▶ _Exercise_: Rewrite the rows below, changing every "status-value" to "state-value" and keeping everything else the same.
## Start Listed entries
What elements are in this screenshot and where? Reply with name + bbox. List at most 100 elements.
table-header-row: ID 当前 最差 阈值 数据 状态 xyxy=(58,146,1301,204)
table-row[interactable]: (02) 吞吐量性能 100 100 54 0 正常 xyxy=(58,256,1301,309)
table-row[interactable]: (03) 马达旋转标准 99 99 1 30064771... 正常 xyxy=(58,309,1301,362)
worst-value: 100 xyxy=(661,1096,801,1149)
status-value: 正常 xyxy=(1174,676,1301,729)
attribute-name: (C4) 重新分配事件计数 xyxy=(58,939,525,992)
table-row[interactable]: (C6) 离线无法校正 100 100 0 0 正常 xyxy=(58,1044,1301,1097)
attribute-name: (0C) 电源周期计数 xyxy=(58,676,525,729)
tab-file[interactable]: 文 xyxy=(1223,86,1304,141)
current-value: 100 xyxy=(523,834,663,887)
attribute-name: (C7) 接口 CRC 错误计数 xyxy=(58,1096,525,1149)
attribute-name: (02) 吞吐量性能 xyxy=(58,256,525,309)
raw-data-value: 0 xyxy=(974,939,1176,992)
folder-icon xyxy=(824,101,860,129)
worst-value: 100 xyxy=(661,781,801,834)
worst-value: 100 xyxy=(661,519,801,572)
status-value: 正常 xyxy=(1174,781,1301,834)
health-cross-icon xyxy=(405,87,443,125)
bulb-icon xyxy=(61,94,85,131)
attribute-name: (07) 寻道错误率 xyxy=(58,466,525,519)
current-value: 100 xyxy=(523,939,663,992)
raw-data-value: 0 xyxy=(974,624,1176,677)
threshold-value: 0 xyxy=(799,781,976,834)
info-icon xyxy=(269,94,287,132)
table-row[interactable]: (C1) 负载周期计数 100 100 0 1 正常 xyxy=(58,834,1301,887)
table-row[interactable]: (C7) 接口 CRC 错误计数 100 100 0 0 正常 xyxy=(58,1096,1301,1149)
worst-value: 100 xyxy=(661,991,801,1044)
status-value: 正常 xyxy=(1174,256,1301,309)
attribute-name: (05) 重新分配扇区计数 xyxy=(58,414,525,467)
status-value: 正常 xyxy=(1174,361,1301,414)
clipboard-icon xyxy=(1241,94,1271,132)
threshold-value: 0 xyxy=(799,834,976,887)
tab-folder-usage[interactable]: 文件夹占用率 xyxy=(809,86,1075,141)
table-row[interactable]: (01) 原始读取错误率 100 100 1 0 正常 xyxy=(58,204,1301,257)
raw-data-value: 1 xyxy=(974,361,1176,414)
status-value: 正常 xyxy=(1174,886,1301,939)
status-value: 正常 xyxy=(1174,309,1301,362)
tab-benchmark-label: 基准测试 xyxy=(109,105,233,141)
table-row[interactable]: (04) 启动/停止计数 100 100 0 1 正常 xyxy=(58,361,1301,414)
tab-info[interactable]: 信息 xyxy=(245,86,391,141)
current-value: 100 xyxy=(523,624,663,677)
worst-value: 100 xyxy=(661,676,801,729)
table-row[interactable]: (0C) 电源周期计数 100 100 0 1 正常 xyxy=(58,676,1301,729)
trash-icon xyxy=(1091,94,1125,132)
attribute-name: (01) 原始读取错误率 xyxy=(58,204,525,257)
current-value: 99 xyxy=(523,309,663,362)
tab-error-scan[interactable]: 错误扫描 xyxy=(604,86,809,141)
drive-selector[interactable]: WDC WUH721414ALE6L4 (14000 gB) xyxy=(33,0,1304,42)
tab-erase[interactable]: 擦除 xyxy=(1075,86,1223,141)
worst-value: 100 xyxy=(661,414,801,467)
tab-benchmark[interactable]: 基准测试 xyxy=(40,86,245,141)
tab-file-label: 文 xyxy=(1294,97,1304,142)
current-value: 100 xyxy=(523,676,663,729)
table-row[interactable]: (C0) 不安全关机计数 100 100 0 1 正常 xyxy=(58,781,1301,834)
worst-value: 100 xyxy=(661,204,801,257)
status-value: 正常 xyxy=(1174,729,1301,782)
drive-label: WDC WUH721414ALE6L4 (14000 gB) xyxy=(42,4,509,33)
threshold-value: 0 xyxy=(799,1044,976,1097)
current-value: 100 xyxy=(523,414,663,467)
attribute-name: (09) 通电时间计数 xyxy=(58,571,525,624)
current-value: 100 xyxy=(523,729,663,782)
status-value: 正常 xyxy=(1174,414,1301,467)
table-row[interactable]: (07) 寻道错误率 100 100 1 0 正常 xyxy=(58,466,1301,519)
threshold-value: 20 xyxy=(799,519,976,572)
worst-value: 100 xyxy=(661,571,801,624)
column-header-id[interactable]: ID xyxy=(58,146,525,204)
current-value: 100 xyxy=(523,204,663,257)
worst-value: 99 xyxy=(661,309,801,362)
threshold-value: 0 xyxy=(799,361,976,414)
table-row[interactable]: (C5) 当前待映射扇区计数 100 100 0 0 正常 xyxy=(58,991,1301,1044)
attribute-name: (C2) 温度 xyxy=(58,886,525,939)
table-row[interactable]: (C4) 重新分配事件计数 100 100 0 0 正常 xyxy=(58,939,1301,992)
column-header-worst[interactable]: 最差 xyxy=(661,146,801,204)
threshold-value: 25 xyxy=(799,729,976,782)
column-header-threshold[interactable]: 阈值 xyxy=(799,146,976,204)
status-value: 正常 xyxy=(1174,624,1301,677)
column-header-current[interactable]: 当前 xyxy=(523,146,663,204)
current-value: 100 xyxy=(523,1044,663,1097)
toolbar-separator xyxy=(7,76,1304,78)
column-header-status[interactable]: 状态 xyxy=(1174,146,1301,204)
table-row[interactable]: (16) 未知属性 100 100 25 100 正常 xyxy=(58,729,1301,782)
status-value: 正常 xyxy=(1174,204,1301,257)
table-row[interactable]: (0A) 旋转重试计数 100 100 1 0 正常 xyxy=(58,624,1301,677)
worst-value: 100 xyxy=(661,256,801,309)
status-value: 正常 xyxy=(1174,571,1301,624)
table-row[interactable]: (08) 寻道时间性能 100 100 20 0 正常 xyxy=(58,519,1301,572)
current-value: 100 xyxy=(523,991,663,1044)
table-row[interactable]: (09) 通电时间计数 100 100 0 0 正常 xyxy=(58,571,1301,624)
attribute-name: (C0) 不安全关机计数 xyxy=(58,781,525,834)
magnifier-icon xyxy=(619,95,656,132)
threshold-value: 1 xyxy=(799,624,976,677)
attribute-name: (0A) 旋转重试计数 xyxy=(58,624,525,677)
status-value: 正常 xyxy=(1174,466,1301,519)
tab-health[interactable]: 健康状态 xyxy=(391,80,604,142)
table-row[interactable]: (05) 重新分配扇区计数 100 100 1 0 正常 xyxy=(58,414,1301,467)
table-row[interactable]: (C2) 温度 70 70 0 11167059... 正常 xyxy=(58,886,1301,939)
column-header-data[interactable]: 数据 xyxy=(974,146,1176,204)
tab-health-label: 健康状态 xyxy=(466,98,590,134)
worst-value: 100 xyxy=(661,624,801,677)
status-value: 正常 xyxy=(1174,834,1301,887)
## End Listed entries
▶ _Finished answer_:
What elements are in this screenshot and where? Reply with name + bbox. List at most 100 elements.
table-header-row: ID 当前 最差 阈值 数据 状态 xyxy=(58,146,1301,204)
table-row[interactable]: (02) 吞吐量性能 100 100 54 0 正常 xyxy=(58,256,1301,309)
table-row[interactable]: (03) 马达旋转标准 99 99 1 30064771... 正常 xyxy=(58,309,1301,362)
worst-value: 100 xyxy=(661,1096,801,1149)
state-value: 正常 xyxy=(1174,676,1301,729)
attribute-name: (C4) 重新分配事件计数 xyxy=(58,939,525,992)
table-row[interactable]: (C6) 离线无法校正 100 100 0 0 正常 xyxy=(58,1044,1301,1097)
attribute-name: (0C) 电源周期计数 xyxy=(58,676,525,729)
tab-file[interactable]: 文 xyxy=(1223,86,1304,141)
current-value: 100 xyxy=(523,834,663,887)
attribute-name: (C7) 接口 CRC 错误计数 xyxy=(58,1096,525,1149)
attribute-name: (02) 吞吐量性能 xyxy=(58,256,525,309)
raw-data-value: 0 xyxy=(974,939,1176,992)
folder-icon xyxy=(824,101,860,129)
worst-value: 100 xyxy=(661,781,801,834)
worst-value: 100 xyxy=(661,519,801,572)
state-value: 正常 xyxy=(1174,781,1301,834)
health-cross-icon xyxy=(405,87,443,125)
bulb-icon xyxy=(61,94,85,131)
attribute-name: (07) 寻道错误率 xyxy=(58,466,525,519)
current-value: 100 xyxy=(523,939,663,992)
raw-data-value: 0 xyxy=(974,624,1176,677)
threshold-value: 0 xyxy=(799,781,976,834)
info-icon xyxy=(269,94,287,132)
table-row[interactable]: (C1) 负载周期计数 100 100 0 1 正常 xyxy=(58,834,1301,887)
table-row[interactable]: (C7) 接口 CRC 错误计数 100 100 0 0 正常 xyxy=(58,1096,1301,1149)
worst-value: 100 xyxy=(661,991,801,1044)
state-value: 正常 xyxy=(1174,256,1301,309)
attribute-name: (05) 重新分配扇区计数 xyxy=(58,414,525,467)
state-value: 正常 xyxy=(1174,361,1301,414)
clipboard-icon xyxy=(1241,94,1271,132)
threshold-value: 0 xyxy=(799,834,976,887)
tab-folder-usage[interactable]: 文件夹占用率 xyxy=(809,86,1075,141)
table-row[interactable]: (01) 原始读取错误率 100 100 1 0 正常 xyxy=(58,204,1301,257)
raw-data-value: 1 xyxy=(974,361,1176,414)
state-value: 正常 xyxy=(1174,886,1301,939)
state-value: 正常 xyxy=(1174,309,1301,362)
tab-benchmark-label: 基准测试 xyxy=(109,105,233,141)
table-row[interactable]: (04) 启动/停止计数 100 100 0 1 正常 xyxy=(58,361,1301,414)
tab-info[interactable]: 信息 xyxy=(245,86,391,141)
current-value: 100 xyxy=(523,624,663,677)
worst-value: 100 xyxy=(661,676,801,729)
table-row[interactable]: (0C) 电源周期计数 100 100 0 1 正常 xyxy=(58,676,1301,729)
trash-icon xyxy=(1091,94,1125,132)
attribute-name: (01) 原始读取错误率 xyxy=(58,204,525,257)
current-value: 99 xyxy=(523,309,663,362)
tab-error-scan[interactable]: 错误扫描 xyxy=(604,86,809,141)
drive-selector[interactable]: WDC WUH721414ALE6L4 (14000 gB) xyxy=(33,0,1304,42)
tab-erase[interactable]: 擦除 xyxy=(1075,86,1223,141)
worst-value: 100 xyxy=(661,414,801,467)
tab-benchmark[interactable]: 基准测试 xyxy=(40,86,245,141)
tab-file-label: 文 xyxy=(1294,97,1304,142)
current-value: 100 xyxy=(523,676,663,729)
table-row[interactable]: (C0) 不安全关机计数 100 100 0 1 正常 xyxy=(58,781,1301,834)
worst-value: 100 xyxy=(661,204,801,257)
state-value: 正常 xyxy=(1174,729,1301,782)
drive-label: WDC WUH721414ALE6L4 (14000 gB) xyxy=(42,4,509,33)
threshold-value: 0 xyxy=(799,1044,976,1097)
current-value: 100 xyxy=(523,414,663,467)
attribute-name: (09) 通电时间计数 xyxy=(58,571,525,624)
current-value: 100 xyxy=(523,729,663,782)
state-value: 正常 xyxy=(1174,414,1301,467)
table-row[interactable]: (07) 寻道错误率 100 100 1 0 正常 xyxy=(58,466,1301,519)
threshold-value: 20 xyxy=(799,519,976,572)
worst-value: 100 xyxy=(661,571,801,624)
column-header-id[interactable]: ID xyxy=(58,146,525,204)
current-value: 100 xyxy=(523,204,663,257)
worst-value: 99 xyxy=(661,309,801,362)
threshold-value: 0 xyxy=(799,361,976,414)
table-row[interactable]: (C5) 当前待映射扇区计数 100 100 0 0 正常 xyxy=(58,991,1301,1044)
attribute-name: (C2) 温度 xyxy=(58,886,525,939)
table-row[interactable]: (C4) 重新分配事件计数 100 100 0 0 正常 xyxy=(58,939,1301,992)
column-header-worst[interactable]: 最差 xyxy=(661,146,801,204)
threshold-value: 25 xyxy=(799,729,976,782)
column-header-threshold[interactable]: 阈值 xyxy=(799,146,976,204)
state-value: 正常 xyxy=(1174,624,1301,677)
column-header-current[interactable]: 当前 xyxy=(523,146,663,204)
current-value: 100 xyxy=(523,1044,663,1097)
toolbar-separator xyxy=(7,76,1304,78)
column-header-status[interactable]: 状态 xyxy=(1174,146,1301,204)
table-row[interactable]: (16) 未知属性 100 100 25 100 正常 xyxy=(58,729,1301,782)
state-value: 正常 xyxy=(1174,204,1301,257)
table-row[interactable]: (0A) 旋转重试计数 100 100 1 0 正常 xyxy=(58,624,1301,677)
worst-value: 100 xyxy=(661,256,801,309)
state-value: 正常 xyxy=(1174,571,1301,624)
table-row[interactable]: (08) 寻道时间性能 100 100 20 0 正常 xyxy=(58,519,1301,572)
current-value: 100 xyxy=(523,991,663,1044)
table-row[interactable]: (09) 通电时间计数 100 100 0 0 正常 xyxy=(58,571,1301,624)
attribute-name: (C0) 不安全关机计数 xyxy=(58,781,525,834)
magnifier-icon xyxy=(619,95,656,132)
threshold-value: 1 xyxy=(799,624,976,677)
attribute-name: (0A) 旋转重试计数 xyxy=(58,624,525,677)
state-value: 正常 xyxy=(1174,466,1301,519)
tab-health[interactable]: 健康状态 xyxy=(391,80,604,142)
table-row[interactable]: (05) 重新分配扇区计数 100 100 1 0 正常 xyxy=(58,414,1301,467)
table-row[interactable]: (C2) 温度 70 70 0 11167059... 正常 xyxy=(58,886,1301,939)
column-header-data[interactable]: 数据 xyxy=(974,146,1176,204)
tab-health-label: 健康状态 xyxy=(466,98,590,134)
worst-value: 100 xyxy=(661,624,801,677)
state-value: 正常 xyxy=(1174,834,1301,887)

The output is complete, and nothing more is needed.